Set problem:
Reproduce the lines of the material exactly, excluding every image.

--- Data extract ---

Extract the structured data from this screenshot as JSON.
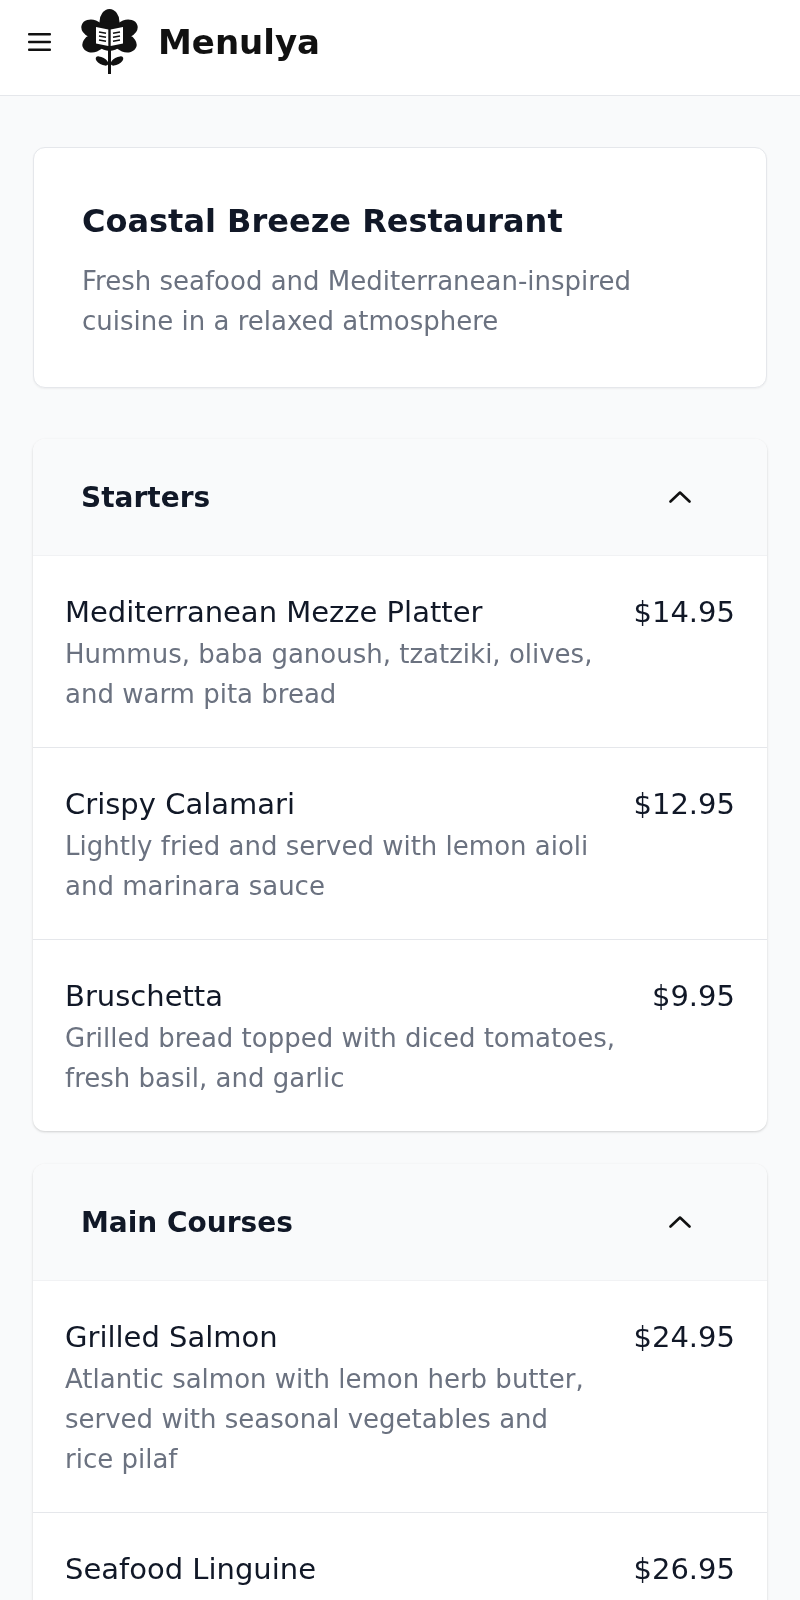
{
  "header": {
    "brand": "Menulya"
  },
  "restaurant": {
    "name": "Coastal Breeze Restaurant",
    "description": "Fresh seafood and Mediterranean-inspired cuisine in a relaxed atmosphere"
  },
  "sections": [
    {
      "title": "Starters",
      "expanded": true,
      "items": [
        {
          "name": "Mediterranean Mezze Platter",
          "price": "$14.95",
          "description": "Hummus, baba ganoush, tzatziki, olives, and warm pita bread"
        },
        {
          "name": "Crispy Calamari",
          "price": "$12.95",
          "description": "Lightly fried and served with lemon aioli and marinara sauce"
        },
        {
          "name": "Bruschetta",
          "price": "$9.95",
          "description": "Grilled bread topped with diced tomatoes, fresh basil, and garlic"
        }
      ]
    },
    {
      "title": "Main Courses",
      "expanded": true,
      "items": [
        {
          "name": "Grilled Salmon",
          "price": "$24.95",
          "description": "Atlantic salmon with lemon herb butter, served with seasonal vegetables and rice pilaf"
        },
        {
          "name": "Seafood Linguine",
          "price": "$26.95"
        }
      ]
    }
  ]
}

---

Expected answer:
Extract the structured data from this screenshot as JSON.
{
  "header": {
    "brand": "Menulya"
  },
  "restaurant": {
    "name": "Coastal Breeze Restaurant",
    "description": "Fresh seafood and Mediterranean-inspired cuisine in a relaxed atmosphere"
  },
  "sections": [
    {
      "title": "Starters",
      "expanded": true,
      "items": [
        {
          "name": "Mediterranean Mezze Platter",
          "price": "$14.95",
          "description": "Hummus, baba ganoush, tzatziki, olives, and warm pita bread"
        },
        {
          "name": "Crispy Calamari",
          "price": "$12.95",
          "description": "Lightly fried and served with lemon aioli and marinara sauce"
        },
        {
          "name": "Bruschetta",
          "price": "$9.95",
          "description": "Grilled bread topped with diced tomatoes, fresh basil, and garlic"
        }
      ]
    },
    {
      "title": "Main Courses",
      "expanded": true,
      "items": [
        {
          "name": "Grilled Salmon",
          "price": "$24.95",
          "description": "Atlantic salmon with lemon herb butter, served with seasonal vegetables and rice pilaf"
        },
        {
          "name": "Seafood Linguine",
          "price": "$26.95"
        }
      ]
    }
  ]
}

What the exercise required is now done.